## What is asked
With the images removed, repeat the data below exactly.

## Records for this task
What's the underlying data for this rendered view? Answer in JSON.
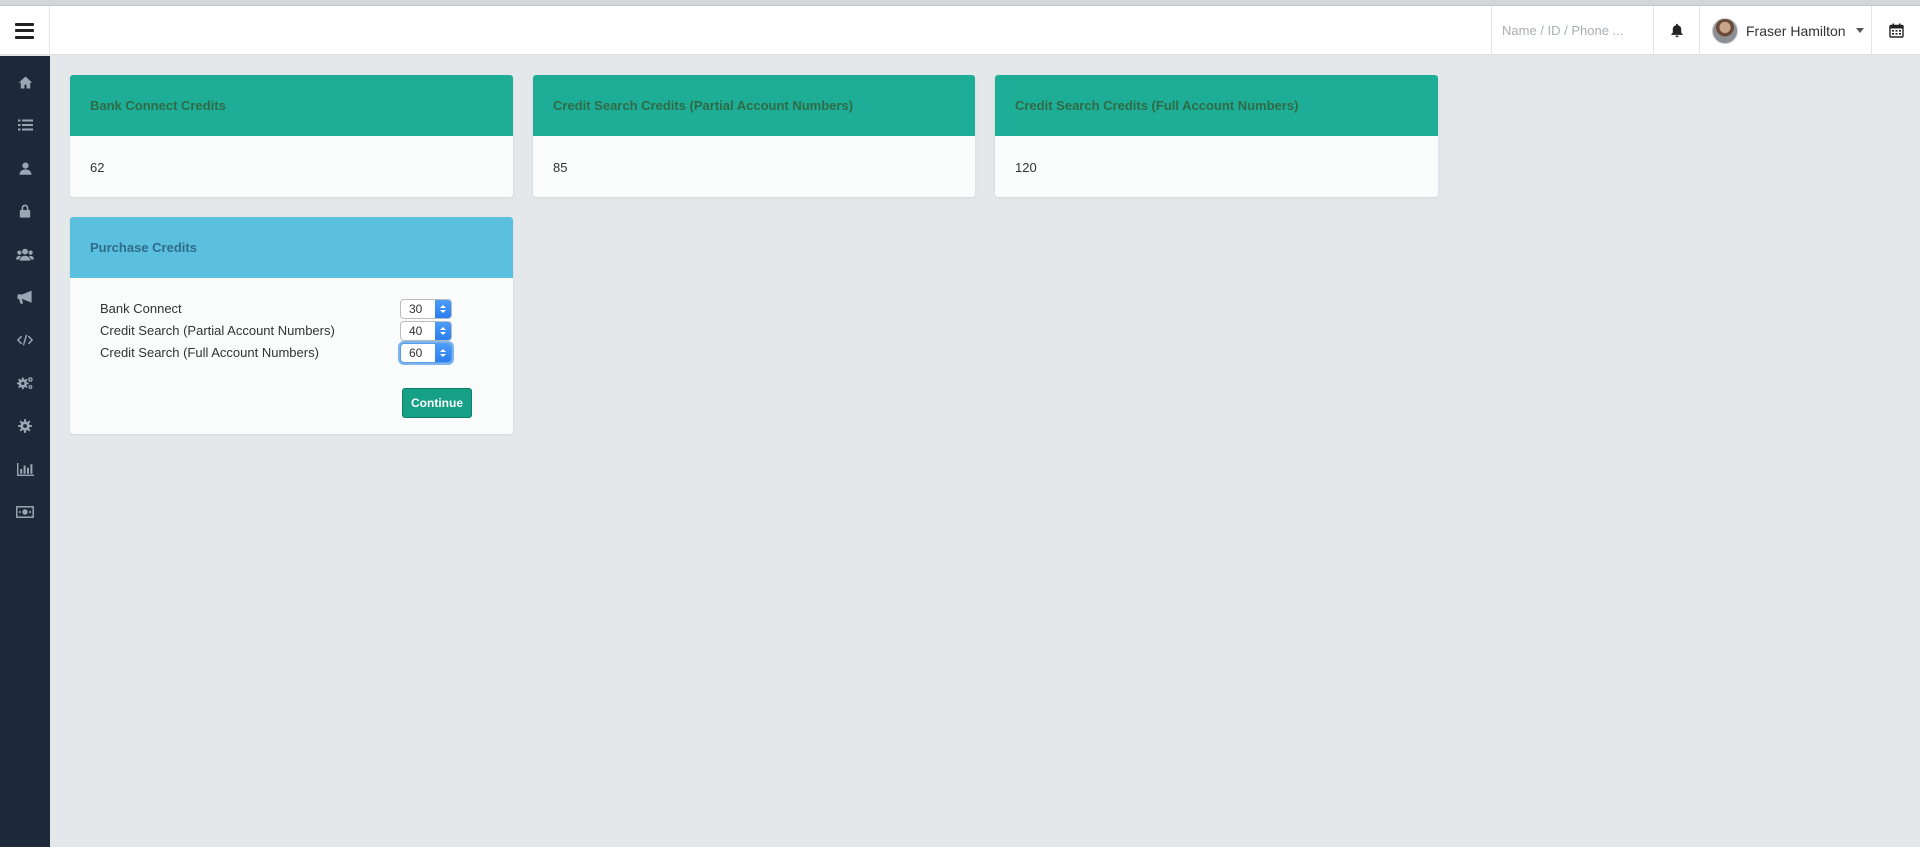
{
  "header": {
    "search_placeholder": "Name / ID / Phone ...",
    "user_name": "Fraser Hamilton"
  },
  "sidebar": {
    "items": [
      {
        "icon": "home-icon"
      },
      {
        "icon": "list-icon"
      },
      {
        "icon": "user-icon"
      },
      {
        "icon": "lock-icon"
      },
      {
        "icon": "users-icon"
      },
      {
        "icon": "megaphone-icon"
      },
      {
        "icon": "code-icon"
      },
      {
        "icon": "cogs-icon"
      },
      {
        "icon": "gear-icon"
      },
      {
        "icon": "bar-chart-icon"
      },
      {
        "icon": "money-icon"
      }
    ]
  },
  "credits": [
    {
      "title": "Bank Connect Credits",
      "value": "62"
    },
    {
      "title": "Credit Search Credits (Partial Account Numbers)",
      "value": "85"
    },
    {
      "title": "Credit Search Credits (Full Account Numbers)",
      "value": "120"
    }
  ],
  "purchase": {
    "title": "Purchase Credits",
    "rows": [
      {
        "label": "Bank Connect",
        "value": "30"
      },
      {
        "label": "Credit Search (Partial Account Numbers)",
        "value": "40"
      },
      {
        "label": "Credit Search (Full Account Numbers)",
        "value": "60"
      }
    ],
    "continue_label": "Continue"
  },
  "colors": {
    "sidebar": "#1d2939",
    "header_green": "#1eae97",
    "header_blue": "#5bc0de",
    "button": "#16a085"
  }
}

## Written response
What's the underlying data for this rendered view? Answer in JSON.
{
  "header": {
    "search_placeholder": "Name / ID / Phone ...",
    "user_name": "Fraser Hamilton"
  },
  "sidebar": {
    "items": [
      {
        "icon": "home-icon"
      },
      {
        "icon": "list-icon"
      },
      {
        "icon": "user-icon"
      },
      {
        "icon": "lock-icon"
      },
      {
        "icon": "users-icon"
      },
      {
        "icon": "megaphone-icon"
      },
      {
        "icon": "code-icon"
      },
      {
        "icon": "cogs-icon"
      },
      {
        "icon": "gear-icon"
      },
      {
        "icon": "bar-chart-icon"
      },
      {
        "icon": "money-icon"
      }
    ]
  },
  "credits": [
    {
      "title": "Bank Connect Credits",
      "value": "62"
    },
    {
      "title": "Credit Search Credits (Partial Account Numbers)",
      "value": "85"
    },
    {
      "title": "Credit Search Credits (Full Account Numbers)",
      "value": "120"
    }
  ],
  "purchase": {
    "title": "Purchase Credits",
    "rows": [
      {
        "label": "Bank Connect",
        "value": "30"
      },
      {
        "label": "Credit Search (Partial Account Numbers)",
        "value": "40"
      },
      {
        "label": "Credit Search (Full Account Numbers)",
        "value": "60"
      }
    ],
    "continue_label": "Continue"
  },
  "colors": {
    "sidebar": "#1d2939",
    "header_green": "#1eae97",
    "header_blue": "#5bc0de",
    "button": "#16a085"
  }
}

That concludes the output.